# START OF Data in this exercise
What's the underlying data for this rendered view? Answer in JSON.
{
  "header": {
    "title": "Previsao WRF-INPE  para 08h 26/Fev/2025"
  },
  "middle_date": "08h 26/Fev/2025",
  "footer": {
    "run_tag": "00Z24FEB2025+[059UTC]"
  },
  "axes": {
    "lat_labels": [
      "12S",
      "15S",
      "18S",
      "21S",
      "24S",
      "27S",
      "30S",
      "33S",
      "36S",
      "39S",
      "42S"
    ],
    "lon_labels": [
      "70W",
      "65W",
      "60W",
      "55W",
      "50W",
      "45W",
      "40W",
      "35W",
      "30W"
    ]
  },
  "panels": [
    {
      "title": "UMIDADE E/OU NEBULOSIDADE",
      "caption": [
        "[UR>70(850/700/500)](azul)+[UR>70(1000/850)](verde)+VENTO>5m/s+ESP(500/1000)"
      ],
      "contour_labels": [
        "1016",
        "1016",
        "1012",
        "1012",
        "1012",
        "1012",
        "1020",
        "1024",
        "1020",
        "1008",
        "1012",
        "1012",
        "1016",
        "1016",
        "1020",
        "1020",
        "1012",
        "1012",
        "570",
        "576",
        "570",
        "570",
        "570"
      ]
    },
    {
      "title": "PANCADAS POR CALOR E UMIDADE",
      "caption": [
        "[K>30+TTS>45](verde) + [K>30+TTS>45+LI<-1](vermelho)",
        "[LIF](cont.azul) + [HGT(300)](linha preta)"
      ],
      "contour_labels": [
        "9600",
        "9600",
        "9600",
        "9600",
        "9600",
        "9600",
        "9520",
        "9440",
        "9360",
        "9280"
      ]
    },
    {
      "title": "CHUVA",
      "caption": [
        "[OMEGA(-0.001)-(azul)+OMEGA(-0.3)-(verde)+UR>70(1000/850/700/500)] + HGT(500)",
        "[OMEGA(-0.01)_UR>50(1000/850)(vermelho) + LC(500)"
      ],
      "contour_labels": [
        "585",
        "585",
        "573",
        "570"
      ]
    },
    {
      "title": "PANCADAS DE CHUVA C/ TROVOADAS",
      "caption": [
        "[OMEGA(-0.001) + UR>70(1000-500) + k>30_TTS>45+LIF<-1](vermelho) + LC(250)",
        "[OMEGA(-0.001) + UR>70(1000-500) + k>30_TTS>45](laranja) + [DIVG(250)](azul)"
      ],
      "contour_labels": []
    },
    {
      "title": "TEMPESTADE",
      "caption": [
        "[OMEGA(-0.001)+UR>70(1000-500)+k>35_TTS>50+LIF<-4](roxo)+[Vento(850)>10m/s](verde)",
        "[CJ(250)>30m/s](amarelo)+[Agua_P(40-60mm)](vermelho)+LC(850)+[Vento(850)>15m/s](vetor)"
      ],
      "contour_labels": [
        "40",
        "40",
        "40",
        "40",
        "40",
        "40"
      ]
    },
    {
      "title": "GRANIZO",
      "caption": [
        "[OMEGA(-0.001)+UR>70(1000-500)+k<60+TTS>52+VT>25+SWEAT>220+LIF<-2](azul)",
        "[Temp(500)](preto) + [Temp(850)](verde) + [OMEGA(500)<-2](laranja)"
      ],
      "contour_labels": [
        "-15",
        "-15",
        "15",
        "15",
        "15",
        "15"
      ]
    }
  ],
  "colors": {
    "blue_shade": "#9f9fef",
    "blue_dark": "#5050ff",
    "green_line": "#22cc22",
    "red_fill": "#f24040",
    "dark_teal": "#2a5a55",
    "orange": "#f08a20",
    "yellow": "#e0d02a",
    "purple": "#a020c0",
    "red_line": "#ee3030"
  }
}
# END OF Data in this exercise
_What to do:_ Which lines above contain "CHUVA"? Show each of them.

_Exercise response:_
      "title": "CHUVA",
      "title": "PANCADAS DE CHUVA C/ TROVOADAS",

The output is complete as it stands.